| Exercise requirements |
Leaving out the pictures, please retype each record exactly.

··· Material for this exercise ···

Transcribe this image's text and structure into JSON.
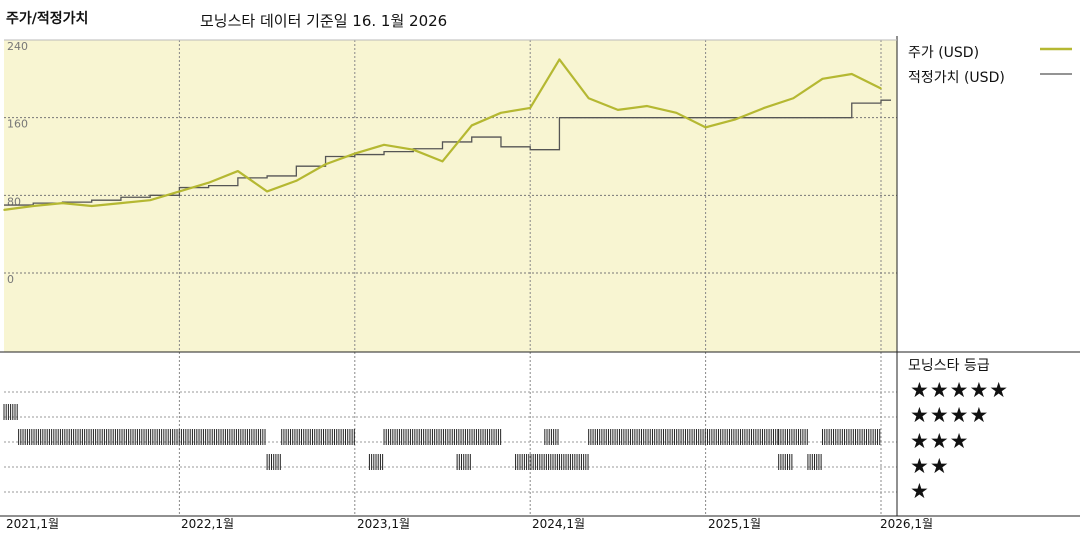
{
  "header": {
    "title": "주가/적정가치",
    "subtitle": "모닝스타 데이터 기준일 16. 1월 2026"
  },
  "legend": {
    "price_label": "주가 (USD)",
    "fair_value_label": "적정가치 (USD)"
  },
  "rating": {
    "title": "모닝스타 등급",
    "levels": [
      "★★★★★",
      "★★★★",
      "★★★",
      "★★",
      "★"
    ]
  },
  "colors": {
    "price": "#b5b832",
    "fair_value": "#555555",
    "plot_bg": "#f8f5d2"
  },
  "x_labels": [
    "2021,1월",
    "2022,1월",
    "2023,1월",
    "2024,1월",
    "2025,1월",
    "2026,1월"
  ],
  "chart_data": {
    "type": "line",
    "x": [
      "2021-01",
      "2021-03",
      "2021-05",
      "2021-07",
      "2021-09",
      "2021-11",
      "2022-01",
      "2022-03",
      "2022-05",
      "2022-07",
      "2022-09",
      "2022-11",
      "2023-01",
      "2023-03",
      "2023-05",
      "2023-07",
      "2023-09",
      "2023-11",
      "2024-01",
      "2024-03",
      "2024-05",
      "2024-07",
      "2024-09",
      "2024-11",
      "2025-01",
      "2025-03",
      "2025-05",
      "2025-07",
      "2025-09",
      "2025-11",
      "2026-01"
    ],
    "series": [
      {
        "name": "주가 (USD)",
        "values": [
          65,
          69,
          72,
          69,
          72,
          75,
          84,
          93,
          105,
          84,
          95,
          112,
          123,
          132,
          127,
          115,
          152,
          165,
          170,
          220,
          180,
          168,
          172,
          165,
          150,
          158,
          170,
          180,
          200,
          205,
          190
        ]
      },
      {
        "name": "적정가치 (USD)",
        "values": [
          70,
          72,
          73,
          75,
          78,
          80,
          88,
          90,
          98,
          100,
          110,
          120,
          122,
          125,
          128,
          135,
          140,
          130,
          127,
          160,
          160,
          160,
          160,
          160,
          160,
          160,
          160,
          160,
          160,
          175,
          178
        ]
      }
    ],
    "yticks": [
      "240",
      "160",
      "80",
      "0"
    ],
    "ylim": [
      0,
      240
    ],
    "grid": true,
    "legend_position": "right"
  },
  "star_rating_segments": [
    {
      "stars": 4,
      "from": "2021-01",
      "to": "2021-02"
    },
    {
      "stars": 3,
      "from": "2021-02",
      "to": "2022-07"
    },
    {
      "stars": 2,
      "from": "2022-07",
      "to": "2022-08"
    },
    {
      "stars": 3,
      "from": "2022-08",
      "to": "2023-01"
    },
    {
      "stars": 2,
      "from": "2023-02",
      "to": "2023-03"
    },
    {
      "stars": 3,
      "from": "2023-03",
      "to": "2023-11"
    },
    {
      "stars": 2,
      "from": "2023-08",
      "to": "2023-09"
    },
    {
      "stars": 2,
      "from": "2023-12",
      "to": "2024-03"
    },
    {
      "stars": 3,
      "from": "2024-02",
      "to": "2024-03"
    },
    {
      "stars": 2,
      "from": "2024-03",
      "to": "2024-05"
    },
    {
      "stars": 3,
      "from": "2024-05",
      "to": "2025-06"
    },
    {
      "stars": 2,
      "from": "2025-06",
      "to": "2025-07"
    },
    {
      "stars": 3,
      "from": "2025-06",
      "to": "2025-08"
    },
    {
      "stars": 2,
      "from": "2025-08",
      "to": "2025-09"
    },
    {
      "stars": 3,
      "from": "2025-09",
      "to": "2026-01"
    }
  ]
}
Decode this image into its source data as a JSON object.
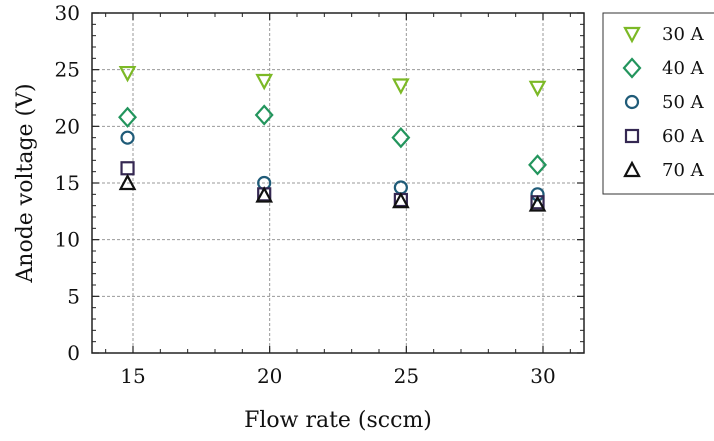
{
  "chart_data": {
    "type": "scatter",
    "xlabel": "Flow rate (sccm)",
    "ylabel": "Anode voltage (V)",
    "xlim": [
      13.5,
      31.5
    ],
    "ylim": [
      0,
      30
    ],
    "xticks": [
      15,
      20,
      25,
      30
    ],
    "yticks": [
      0,
      5,
      10,
      15,
      20,
      25,
      30
    ],
    "grid": true,
    "legend_position": "right",
    "x": [
      15,
      20,
      25,
      30
    ],
    "series": [
      {
        "name": "30 A",
        "marker": "triangle-down",
        "color": "#7cb926",
        "values": [
          24.7,
          24.0,
          23.6,
          23.4
        ]
      },
      {
        "name": "40 A",
        "marker": "diamond",
        "color": "#23955d",
        "values": [
          20.8,
          21.0,
          19.0,
          16.6
        ]
      },
      {
        "name": "50 A",
        "marker": "circle",
        "color": "#1f5b78",
        "values": [
          19.0,
          15.0,
          14.6,
          14.0
        ]
      },
      {
        "name": "60 A",
        "marker": "square",
        "color": "#352852",
        "values": [
          16.3,
          14.0,
          13.5,
          13.3
        ]
      },
      {
        "name": "70 A",
        "marker": "triangle-up",
        "color": "#111111",
        "values": [
          15.0,
          13.9,
          13.4,
          13.1
        ]
      }
    ]
  }
}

···

| Output for this task |
Transcribe this image's text and structure into JSON.
{
  "header": {
    "title": "주가/적정가치",
    "subtitle": "모닝스타 데이터 기준일 16. 1월 2026"
  },
  "legend": {
    "price_label": "주가 (USD)",
    "fair_value_label": "적정가치 (USD)"
  },
  "rating": {
    "title": "모닝스타 등급",
    "levels": [
      "★★★★★",
      "★★★★",
      "★★★",
      "★★",
      "★"
    ]
  },
  "colors": {
    "price": "#b5b832",
    "fair_value": "#555555",
    "plot_bg": "#f8f5d2"
  },
  "x_labels": [
    "2021,1월",
    "2022,1월",
    "2023,1월",
    "2024,1월",
    "2025,1월",
    "2026,1월"
  ],
  "chart_data": {
    "type": "line",
    "x": [
      "2021-01",
      "2021-03",
      "2021-05",
      "2021-07",
      "2021-09",
      "2021-11",
      "2022-01",
      "2022-03",
      "2022-05",
      "2022-07",
      "2022-09",
      "2022-11",
      "2023-01",
      "2023-03",
      "2023-05",
      "2023-07",
      "2023-09",
      "2023-11",
      "2024-01",
      "2024-03",
      "2024-05",
      "2024-07",
      "2024-09",
      "2024-11",
      "2025-01",
      "2025-03",
      "2025-05",
      "2025-07",
      "2025-09",
      "2025-11",
      "2026-01"
    ],
    "series": [
      {
        "name": "주가 (USD)",
        "values": [
          65,
          69,
          72,
          69,
          72,
          75,
          84,
          93,
          105,
          84,
          95,
          112,
          123,
          132,
          127,
          115,
          152,
          165,
          170,
          220,
          180,
          168,
          172,
          165,
          150,
          158,
          170,
          180,
          200,
          205,
          190
        ]
      },
      {
        "name": "적정가치 (USD)",
        "values": [
          70,
          72,
          73,
          75,
          78,
          80,
          88,
          90,
          98,
          100,
          110,
          120,
          122,
          125,
          128,
          135,
          140,
          130,
          127,
          160,
          160,
          160,
          160,
          160,
          160,
          160,
          160,
          160,
          160,
          175,
          178
        ]
      }
    ],
    "yticks": [
      "240",
      "160",
      "80",
      "0"
    ],
    "ylim": [
      0,
      240
    ],
    "grid": true,
    "legend_position": "right"
  },
  "star_rating_segments": [
    {
      "stars": 4,
      "from": "2021-01",
      "to": "2021-02"
    },
    {
      "stars": 3,
      "from": "2021-02",
      "to": "2022-07"
    },
    {
      "stars": 2,
      "from": "2022-07",
      "to": "2022-08"
    },
    {
      "stars": 3,
      "from": "2022-08",
      "to": "2023-01"
    },
    {
      "stars": 2,
      "from": "2023-02",
      "to": "2023-03"
    },
    {
      "stars": 3,
      "from": "2023-03",
      "to": "2023-11"
    },
    {
      "stars": 2,
      "from": "2023-08",
      "to": "2023-09"
    },
    {
      "stars": 2,
      "from": "2023-12",
      "to": "2024-03"
    },
    {
      "stars": 3,
      "from": "2024-02",
      "to": "2024-03"
    },
    {
      "stars": 2,
      "from": "2024-03",
      "to": "2024-05"
    },
    {
      "stars": 3,
      "from": "2024-05",
      "to": "2025-06"
    },
    {
      "stars": 2,
      "from": "2025-06",
      "to": "2025-07"
    },
    {
      "stars": 3,
      "from": "2025-06",
      "to": "2025-08"
    },
    {
      "stars": 2,
      "from": "2025-08",
      "to": "2025-09"
    },
    {
      "stars": 3,
      "from": "2025-09",
      "to": "2026-01"
    }
  ]
}
Decode this image into its source data as a JSON object.
{
  "chart_data": {
    "type": "scatter",
    "xlabel": "Flow rate (sccm)",
    "ylabel": "Anode voltage (V)",
    "xlim": [
      13.5,
      31.5
    ],
    "ylim": [
      0,
      30
    ],
    "xticks": [
      15,
      20,
      25,
      30
    ],
    "yticks": [
      0,
      5,
      10,
      15,
      20,
      25,
      30
    ],
    "grid": true,
    "legend_position": "right",
    "x": [
      15,
      20,
      25,
      30
    ],
    "series": [
      {
        "name": "30 A",
        "marker": "triangle-down",
        "color": "#7cb926",
        "values": [
          24.7,
          24.0,
          23.6,
          23.4
        ]
      },
      {
        "name": "40 A",
        "marker": "diamond",
        "color": "#23955d",
        "values": [
          20.8,
          21.0,
          19.0,
          16.6
        ]
      },
      {
        "name": "50 A",
        "marker": "circle",
        "color": "#1f5b78",
        "values": [
          19.0,
          15.0,
          14.6,
          14.0
        ]
      },
      {
        "name": "60 A",
        "marker": "square",
        "color": "#352852",
        "values": [
          16.3,
          14.0,
          13.5,
          13.3
        ]
      },
      {
        "name": "70 A",
        "marker": "triangle-up",
        "color": "#111111",
        "values": [
          15.0,
          13.9,
          13.4,
          13.1
        ]
      }
    ]
  }
}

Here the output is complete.